**Article**.

═══

Here an example implementation of the Metropolis Hastings Sampling algorithm using a $\textbf{Weibull}$ target distribution and $\textbf{Normal}$ proposal distribution is discussed. The $\textbf{Weibull}$ distribution PDF is defined by,

$f_X(x; k, \lambda) = \begin{cases} \frac{k}{\lambda}\left(\frac{x}{\lambda} \right)^{k-1} e^{-\left(x/\lambda\right)^k} & x\ \geq\ 0 \\ 0 & x < 0 \end{cases} \ \ \ \ \ (12),$

where $k\ >\ 0$ is the shape parameter and $\lambda\ >\ 0$ the scale parameter. The first and second moments are,

\begin{aligned} \mu & = \lambda\Gamma\left(1+\frac{1}{k}\right) \\ \sigma^2 & = \lambda^2\left[\Gamma\left(1+\frac{2}{k}\right)-\left(\Gamma\left(1+\frac{1}{k}\right)\right)^2\right] \end{aligned} \ \ \ \ \ (13),

where $\Gamma(x)$ is the Gamma function. The following plot illustrates the variation in the $\textbf{Weibull}$ distribution for a fixed value of the scale parameter of $\lambda=1$ as the shape parameter, $k$, is varied. The following sections will assume that $\lambda=1$ and $k=5$.

The Normal distribution is defined by the PDF,

$f_X(x; \mu, \sigma^2) =\frac{1}{\sqrt{2\pi\sigma^2}}e^{(x-\mu)^2/2\sigma^2}\ \ \ \ \ (14),$

where $\mu$ is the location parameter and first moment and $\sigma^2$ is the scale parameter and second moment. The following plot illustrates variation in the PDF as the scale and location parameter are varied.

═══

**Set task A**. Summarize the passage on Metropolis Hastings sampling in two sentences.
**Set task B**. Extend the passage on Metropolis Hastings sampling, starting after its final sentence.
The items further down the page come from a different source than the text.

═══

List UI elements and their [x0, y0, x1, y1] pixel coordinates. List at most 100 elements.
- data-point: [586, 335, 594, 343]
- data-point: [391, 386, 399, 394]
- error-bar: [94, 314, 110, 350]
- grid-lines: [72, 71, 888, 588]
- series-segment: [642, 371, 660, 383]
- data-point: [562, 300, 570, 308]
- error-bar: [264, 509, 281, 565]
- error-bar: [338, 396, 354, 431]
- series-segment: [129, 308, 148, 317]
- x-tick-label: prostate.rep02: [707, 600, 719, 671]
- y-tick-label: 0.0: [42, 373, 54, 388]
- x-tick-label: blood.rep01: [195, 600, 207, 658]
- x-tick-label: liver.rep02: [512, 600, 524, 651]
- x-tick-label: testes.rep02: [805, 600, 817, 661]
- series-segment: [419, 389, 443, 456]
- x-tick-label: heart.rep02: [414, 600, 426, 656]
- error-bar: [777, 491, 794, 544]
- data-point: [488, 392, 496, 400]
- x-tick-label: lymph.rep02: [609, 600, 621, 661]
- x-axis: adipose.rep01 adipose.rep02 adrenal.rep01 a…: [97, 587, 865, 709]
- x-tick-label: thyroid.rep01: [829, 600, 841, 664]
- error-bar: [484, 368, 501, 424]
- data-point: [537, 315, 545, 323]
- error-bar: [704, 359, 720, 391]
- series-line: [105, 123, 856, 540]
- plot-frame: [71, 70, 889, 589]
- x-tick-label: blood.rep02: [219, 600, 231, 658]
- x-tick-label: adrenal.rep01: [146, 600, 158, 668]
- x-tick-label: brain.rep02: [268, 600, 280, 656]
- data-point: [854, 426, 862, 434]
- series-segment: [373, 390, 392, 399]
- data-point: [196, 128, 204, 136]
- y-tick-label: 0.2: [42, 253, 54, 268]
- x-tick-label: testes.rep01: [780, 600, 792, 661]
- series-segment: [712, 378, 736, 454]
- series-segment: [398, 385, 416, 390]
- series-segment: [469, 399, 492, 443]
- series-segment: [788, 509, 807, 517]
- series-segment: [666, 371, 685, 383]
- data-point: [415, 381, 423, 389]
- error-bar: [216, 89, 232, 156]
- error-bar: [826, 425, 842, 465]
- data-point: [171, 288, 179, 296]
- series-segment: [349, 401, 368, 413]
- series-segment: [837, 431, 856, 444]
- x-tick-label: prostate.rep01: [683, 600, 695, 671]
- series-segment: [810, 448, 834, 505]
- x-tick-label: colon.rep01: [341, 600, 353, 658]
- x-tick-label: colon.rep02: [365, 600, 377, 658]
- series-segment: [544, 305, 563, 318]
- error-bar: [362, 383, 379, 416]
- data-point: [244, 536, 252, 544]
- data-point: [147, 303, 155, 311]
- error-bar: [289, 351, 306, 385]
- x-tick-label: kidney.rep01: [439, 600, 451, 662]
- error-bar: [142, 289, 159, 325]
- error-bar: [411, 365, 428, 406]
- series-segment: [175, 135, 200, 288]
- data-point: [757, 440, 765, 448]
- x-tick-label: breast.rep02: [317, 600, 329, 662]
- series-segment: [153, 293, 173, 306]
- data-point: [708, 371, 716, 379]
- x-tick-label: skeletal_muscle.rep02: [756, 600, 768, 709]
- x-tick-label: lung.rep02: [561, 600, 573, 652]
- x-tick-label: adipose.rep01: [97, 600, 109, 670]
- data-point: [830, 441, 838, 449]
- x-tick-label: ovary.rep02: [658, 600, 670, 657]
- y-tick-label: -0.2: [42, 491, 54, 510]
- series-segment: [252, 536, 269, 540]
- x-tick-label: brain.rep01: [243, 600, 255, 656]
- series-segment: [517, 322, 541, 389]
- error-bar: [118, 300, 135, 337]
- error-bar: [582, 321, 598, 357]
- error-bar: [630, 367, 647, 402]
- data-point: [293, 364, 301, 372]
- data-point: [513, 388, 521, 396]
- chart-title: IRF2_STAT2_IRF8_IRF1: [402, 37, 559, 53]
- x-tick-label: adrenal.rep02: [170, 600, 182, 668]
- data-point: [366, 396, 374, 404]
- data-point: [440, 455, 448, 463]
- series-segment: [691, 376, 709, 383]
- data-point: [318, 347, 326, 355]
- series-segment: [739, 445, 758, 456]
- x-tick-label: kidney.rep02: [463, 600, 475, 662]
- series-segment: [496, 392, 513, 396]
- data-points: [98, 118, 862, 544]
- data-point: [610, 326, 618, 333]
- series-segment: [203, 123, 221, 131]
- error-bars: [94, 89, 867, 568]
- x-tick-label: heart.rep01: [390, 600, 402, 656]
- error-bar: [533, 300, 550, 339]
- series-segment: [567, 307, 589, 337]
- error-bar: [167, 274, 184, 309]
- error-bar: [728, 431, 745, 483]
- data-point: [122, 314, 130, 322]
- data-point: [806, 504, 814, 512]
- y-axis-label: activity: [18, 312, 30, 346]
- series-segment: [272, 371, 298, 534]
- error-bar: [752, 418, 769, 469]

═══

**Exercise output A**. The passage discusses an example implementation of the Metropolis Hastings Sampling algorithm that uses a Weibull target distribution and a Normal proposal distribution. It defines the Weibull PDF with shape parameter k and scale parameter λ, gives its first and second moments in terms of the Gamma function, fixes λ = 1 and k = 5 for later sections, and then defines the Normal PDF by its location and scale parameters.

**Exercise output B**.
### Proposal Distribution Stochastic Kernel

The Metropolis Hastings Sampling algorithm requires a stochastic kernel based on the proposal distribution. A $\textbf{Normal}$ stochastic kernel can be derived from the difference equation,

$X_{t} = X_{t-1} + \varepsilon_{t},$

where $t=0,\ 1,\ 2,\ldots$ and the $\varepsilon_{t}$ are identically distributed independent $\textbf{Normal}$ random variables with zero mean and variance, $\sigma^2$. Let $y=X_{t}$ and $x=X_{t-1}$ then the equation above becomes,

$y-x=\varepsilon_{t}.$

Substitution into equation $(14)$ gives the stochastic kernel,

$q(x,y) = \frac{1}{\sqrt{2\pi\sigma^2}} e^{-(y-x)^2/2\sigma^2}\ \ \ \ \ (15),$

The form of $q(x,y)$ is a $\textbf{Normal}$ distribution with mean $\mu=x$. This has eliminated $\mu$ as a free parameter. The only arbitrary parameter is the standard deviation, $\sigma$. In the implementation $\sigma$ will be referred to as the stepsize. The plot below shows how $q(x,y)$ varies with each step in a simulation. The first five steps are shown for an initial condition $X_{0}=0$ and stepsize=1.0.

In the plot it is seen that the distribution is recentered at each step about the the previous value. This behavior is a consequence of the assuming a $\textbf{Normal}$ proposal distribution. Using another form for a proposal distribution could use a different parameterization.

A Rejection Sampling implementation using the same proposal and target distributions has both $\mu$ and $\sigma$ as arbitrary parameters. Modeling the sampling process as a Markov Chain has eliminated one parameter.

### Implementation

Metropolis Hastings Sampling is simple to implement. This section will describe an implementation in Python using libraries available in numpy. Below a sampler for $q(x,y)$ using the numpy normal random number generator is shown.

import numpy

def qsample(x, stepsize):
return numpy.random.normal(x, stepsize)


qsample(x, stepsize) takes two arguments as input. The first is x, the previous state, and the second the stepsize. x is used as the loc parameter and stepsize the scale parameter in the call to the numpy normal random number generator.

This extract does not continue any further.